Items from a dataset:
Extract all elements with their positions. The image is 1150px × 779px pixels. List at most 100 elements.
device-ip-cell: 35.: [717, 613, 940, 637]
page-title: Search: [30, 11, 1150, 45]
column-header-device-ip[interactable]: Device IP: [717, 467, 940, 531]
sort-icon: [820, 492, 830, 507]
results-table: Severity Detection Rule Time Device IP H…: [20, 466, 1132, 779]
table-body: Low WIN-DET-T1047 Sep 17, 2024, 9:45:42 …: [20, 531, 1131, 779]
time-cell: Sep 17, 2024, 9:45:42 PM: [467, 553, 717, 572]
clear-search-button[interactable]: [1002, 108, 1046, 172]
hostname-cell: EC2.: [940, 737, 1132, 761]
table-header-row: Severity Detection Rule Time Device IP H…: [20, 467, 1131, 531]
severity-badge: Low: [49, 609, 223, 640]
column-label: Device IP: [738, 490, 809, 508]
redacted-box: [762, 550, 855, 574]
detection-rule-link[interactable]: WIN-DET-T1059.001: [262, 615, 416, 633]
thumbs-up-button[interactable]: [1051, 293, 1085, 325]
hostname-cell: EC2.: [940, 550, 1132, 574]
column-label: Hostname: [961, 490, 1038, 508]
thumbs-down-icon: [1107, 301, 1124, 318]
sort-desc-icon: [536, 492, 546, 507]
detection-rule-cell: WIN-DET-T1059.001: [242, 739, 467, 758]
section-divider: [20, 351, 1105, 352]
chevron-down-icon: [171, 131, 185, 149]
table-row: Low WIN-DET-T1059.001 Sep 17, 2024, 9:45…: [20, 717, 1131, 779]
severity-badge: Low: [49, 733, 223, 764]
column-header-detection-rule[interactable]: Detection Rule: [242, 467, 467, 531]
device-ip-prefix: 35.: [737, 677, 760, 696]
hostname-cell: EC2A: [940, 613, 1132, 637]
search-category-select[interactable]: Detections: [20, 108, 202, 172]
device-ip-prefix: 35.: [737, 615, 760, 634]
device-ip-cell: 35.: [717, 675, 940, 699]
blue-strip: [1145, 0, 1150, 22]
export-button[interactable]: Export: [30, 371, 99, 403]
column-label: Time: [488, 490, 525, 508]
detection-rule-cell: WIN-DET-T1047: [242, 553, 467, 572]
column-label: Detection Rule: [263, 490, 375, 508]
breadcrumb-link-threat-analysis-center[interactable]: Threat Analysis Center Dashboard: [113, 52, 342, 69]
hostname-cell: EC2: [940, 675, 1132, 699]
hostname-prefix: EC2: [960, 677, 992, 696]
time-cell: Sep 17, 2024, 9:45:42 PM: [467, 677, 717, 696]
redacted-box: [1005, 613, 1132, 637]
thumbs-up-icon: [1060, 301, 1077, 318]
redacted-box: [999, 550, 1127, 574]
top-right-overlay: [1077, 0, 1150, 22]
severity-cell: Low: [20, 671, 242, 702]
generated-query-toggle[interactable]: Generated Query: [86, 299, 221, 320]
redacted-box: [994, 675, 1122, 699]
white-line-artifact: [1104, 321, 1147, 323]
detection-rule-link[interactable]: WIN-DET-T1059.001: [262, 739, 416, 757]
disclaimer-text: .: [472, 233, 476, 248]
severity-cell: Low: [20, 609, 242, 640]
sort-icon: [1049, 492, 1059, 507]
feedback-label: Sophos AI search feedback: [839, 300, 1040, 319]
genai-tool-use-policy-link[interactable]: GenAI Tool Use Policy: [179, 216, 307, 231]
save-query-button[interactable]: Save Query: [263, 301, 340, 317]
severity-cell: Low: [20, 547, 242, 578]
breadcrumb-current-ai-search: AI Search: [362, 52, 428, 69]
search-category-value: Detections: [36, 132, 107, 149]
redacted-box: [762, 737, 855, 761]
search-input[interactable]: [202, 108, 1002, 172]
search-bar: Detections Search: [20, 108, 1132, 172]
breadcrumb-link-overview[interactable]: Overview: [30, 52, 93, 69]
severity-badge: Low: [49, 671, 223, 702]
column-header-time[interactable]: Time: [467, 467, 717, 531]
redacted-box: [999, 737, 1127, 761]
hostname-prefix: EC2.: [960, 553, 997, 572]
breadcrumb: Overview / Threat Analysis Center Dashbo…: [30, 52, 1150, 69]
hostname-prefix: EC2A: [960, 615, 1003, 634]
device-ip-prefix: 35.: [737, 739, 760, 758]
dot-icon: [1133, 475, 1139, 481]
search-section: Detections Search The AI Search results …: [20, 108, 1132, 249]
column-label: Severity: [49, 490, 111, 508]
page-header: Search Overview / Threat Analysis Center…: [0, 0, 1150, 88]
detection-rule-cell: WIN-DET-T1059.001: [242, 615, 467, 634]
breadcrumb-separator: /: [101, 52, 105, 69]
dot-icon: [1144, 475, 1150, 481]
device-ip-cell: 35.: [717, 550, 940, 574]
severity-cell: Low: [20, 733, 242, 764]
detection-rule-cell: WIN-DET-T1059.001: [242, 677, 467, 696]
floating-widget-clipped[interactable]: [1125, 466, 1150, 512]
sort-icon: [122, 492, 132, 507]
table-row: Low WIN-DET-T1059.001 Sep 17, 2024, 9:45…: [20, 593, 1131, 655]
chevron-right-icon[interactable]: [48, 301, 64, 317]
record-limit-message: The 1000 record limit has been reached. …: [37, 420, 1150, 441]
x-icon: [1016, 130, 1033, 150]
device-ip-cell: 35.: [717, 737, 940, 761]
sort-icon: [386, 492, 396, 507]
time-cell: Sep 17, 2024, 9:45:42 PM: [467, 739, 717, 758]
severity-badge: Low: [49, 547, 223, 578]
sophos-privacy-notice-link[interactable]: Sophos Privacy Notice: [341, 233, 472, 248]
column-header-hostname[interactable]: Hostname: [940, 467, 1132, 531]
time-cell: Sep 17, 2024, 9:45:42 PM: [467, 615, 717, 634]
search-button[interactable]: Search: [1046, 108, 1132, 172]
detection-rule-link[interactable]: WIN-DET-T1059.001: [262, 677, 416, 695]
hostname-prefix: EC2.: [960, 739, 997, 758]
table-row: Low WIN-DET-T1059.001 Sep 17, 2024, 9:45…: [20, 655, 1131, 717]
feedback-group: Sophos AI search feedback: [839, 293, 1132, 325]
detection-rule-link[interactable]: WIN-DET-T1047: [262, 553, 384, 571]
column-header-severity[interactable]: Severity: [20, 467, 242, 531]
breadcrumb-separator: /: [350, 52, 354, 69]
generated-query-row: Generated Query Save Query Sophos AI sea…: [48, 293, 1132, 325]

### CHALLENGE
Replace every "hostname-cell" in the records above with "host-name-cell" and leave the rest unchanged.

### SOLUTION TO THIS PROBLEM
Extract all elements with their positions. The image is 1150px × 779px pixels. List at most 100 elements.
device-ip-cell: 35.: [717, 613, 940, 637]
page-title: Search: [30, 11, 1150, 45]
column-header-device-ip[interactable]: Device IP: [717, 467, 940, 531]
sort-icon: [820, 492, 830, 507]
results-table: Severity Detection Rule Time Device IP H…: [20, 466, 1132, 779]
table-body: Low WIN-DET-T1047 Sep 17, 2024, 9:45:42 …: [20, 531, 1131, 779]
time-cell: Sep 17, 2024, 9:45:42 PM: [467, 553, 717, 572]
clear-search-button[interactable]: [1002, 108, 1046, 172]
host-name-cell: EC2.: [940, 737, 1132, 761]
table-header-row: Severity Detection Rule Time Device IP H…: [20, 467, 1131, 531]
severity-badge: Low: [49, 609, 223, 640]
column-label: Device IP: [738, 490, 809, 508]
redacted-box: [762, 550, 855, 574]
detection-rule-link[interactable]: WIN-DET-T1059.001: [262, 615, 416, 633]
thumbs-up-button[interactable]: [1051, 293, 1085, 325]
host-name-cell: EC2.: [940, 550, 1132, 574]
column-label: Hostname: [961, 490, 1038, 508]
thumbs-down-icon: [1107, 301, 1124, 318]
sort-desc-icon: [536, 492, 546, 507]
detection-rule-cell: WIN-DET-T1059.001: [242, 739, 467, 758]
section-divider: [20, 351, 1105, 352]
chevron-down-icon: [171, 131, 185, 149]
table-row: Low WIN-DET-T1059.001 Sep 17, 2024, 9:45…: [20, 717, 1131, 779]
severity-badge: Low: [49, 733, 223, 764]
column-header-detection-rule[interactable]: Detection Rule: [242, 467, 467, 531]
device-ip-prefix: 35.: [737, 677, 760, 696]
host-name-cell: EC2A: [940, 613, 1132, 637]
search-category-select[interactable]: Detections: [20, 108, 202, 172]
device-ip-prefix: 35.: [737, 615, 760, 634]
device-ip-cell: 35.: [717, 675, 940, 699]
blue-strip: [1145, 0, 1150, 22]
export-button[interactable]: Export: [30, 371, 99, 403]
column-label: Time: [488, 490, 525, 508]
detection-rule-cell: WIN-DET-T1047: [242, 553, 467, 572]
column-label: Detection Rule: [263, 490, 375, 508]
breadcrumb-link-threat-analysis-center[interactable]: Threat Analysis Center Dashboard: [113, 52, 342, 69]
host-name-cell: EC2: [940, 675, 1132, 699]
hostname-prefix: EC2: [960, 677, 992, 696]
time-cell: Sep 17, 2024, 9:45:42 PM: [467, 677, 717, 696]
redacted-box: [1005, 613, 1132, 637]
thumbs-up-icon: [1060, 301, 1077, 318]
redacted-box: [999, 550, 1127, 574]
top-right-overlay: [1077, 0, 1150, 22]
severity-cell: Low: [20, 671, 242, 702]
generated-query-toggle[interactable]: Generated Query: [86, 299, 221, 320]
redacted-box: [994, 675, 1122, 699]
white-line-artifact: [1104, 321, 1147, 323]
detection-rule-link[interactable]: WIN-DET-T1059.001: [262, 739, 416, 757]
disclaimer-text: .: [472, 233, 476, 248]
severity-cell: Low: [20, 609, 242, 640]
sort-icon: [1049, 492, 1059, 507]
feedback-label: Sophos AI search feedback: [839, 300, 1040, 319]
genai-tool-use-policy-link[interactable]: GenAI Tool Use Policy: [179, 216, 307, 231]
save-query-button[interactable]: Save Query: [263, 301, 340, 317]
severity-cell: Low: [20, 547, 242, 578]
breadcrumb-current-ai-search: AI Search: [362, 52, 428, 69]
search-category-value: Detections: [36, 132, 107, 149]
redacted-box: [762, 737, 855, 761]
search-input[interactable]: [202, 108, 1002, 172]
search-bar: Detections Search: [20, 108, 1132, 172]
breadcrumb-link-overview[interactable]: Overview: [30, 52, 93, 69]
severity-badge: Low: [49, 671, 223, 702]
column-header-time[interactable]: Time: [467, 467, 717, 531]
redacted-box: [999, 737, 1127, 761]
hostname-prefix: EC2.: [960, 553, 997, 572]
breadcrumb: Overview / Threat Analysis Center Dashbo…: [30, 52, 1150, 69]
hostname-prefix: EC2A: [960, 615, 1003, 634]
device-ip-prefix: 35.: [737, 739, 760, 758]
dot-icon: [1133, 475, 1139, 481]
search-section: Detections Search The AI Search results …: [20, 108, 1132, 249]
column-label: Severity: [49, 490, 111, 508]
page-header: Search Overview / Threat Analysis Center…: [0, 0, 1150, 88]
detection-rule-cell: WIN-DET-T1059.001: [242, 615, 467, 634]
breadcrumb-separator: /: [101, 52, 105, 69]
dot-icon: [1144, 475, 1150, 481]
device-ip-cell: 35.: [717, 550, 940, 574]
severity-cell: Low: [20, 733, 242, 764]
detection-rule-cell: WIN-DET-T1059.001: [242, 677, 467, 696]
floating-widget-clipped[interactable]: [1125, 466, 1150, 512]
sort-icon: [122, 492, 132, 507]
table-row: Low WIN-DET-T1059.001 Sep 17, 2024, 9:45…: [20, 593, 1131, 655]
chevron-right-icon[interactable]: [48, 301, 64, 317]
record-limit-message: The 1000 record limit has been reached. …: [37, 420, 1150, 441]
x-icon: [1016, 130, 1033, 150]
device-ip-cell: 35.: [717, 737, 940, 761]
sort-icon: [386, 492, 396, 507]
time-cell: Sep 17, 2024, 9:45:42 PM: [467, 739, 717, 758]
severity-badge: Low: [49, 547, 223, 578]
sophos-privacy-notice-link[interactable]: Sophos Privacy Notice: [341, 233, 472, 248]
column-header-hostname[interactable]: Hostname: [940, 467, 1132, 531]
time-cell: Sep 17, 2024, 9:45:42 PM: [467, 615, 717, 634]
search-button[interactable]: Search: [1046, 108, 1132, 172]
detection-rule-link[interactable]: WIN-DET-T1059.001: [262, 677, 416, 695]
hostname-prefix: EC2.: [960, 739, 997, 758]
table-row: Low WIN-DET-T1059.001 Sep 17, 2024, 9:45…: [20, 655, 1131, 717]
feedback-group: Sophos AI search feedback: [839, 293, 1132, 325]
detection-rule-link[interactable]: WIN-DET-T1047: [262, 553, 384, 571]
column-header-severity[interactable]: Severity: [20, 467, 242, 531]
breadcrumb-separator: /: [350, 52, 354, 69]
generated-query-row: Generated Query Save Query Sophos AI sea…: [48, 293, 1132, 325]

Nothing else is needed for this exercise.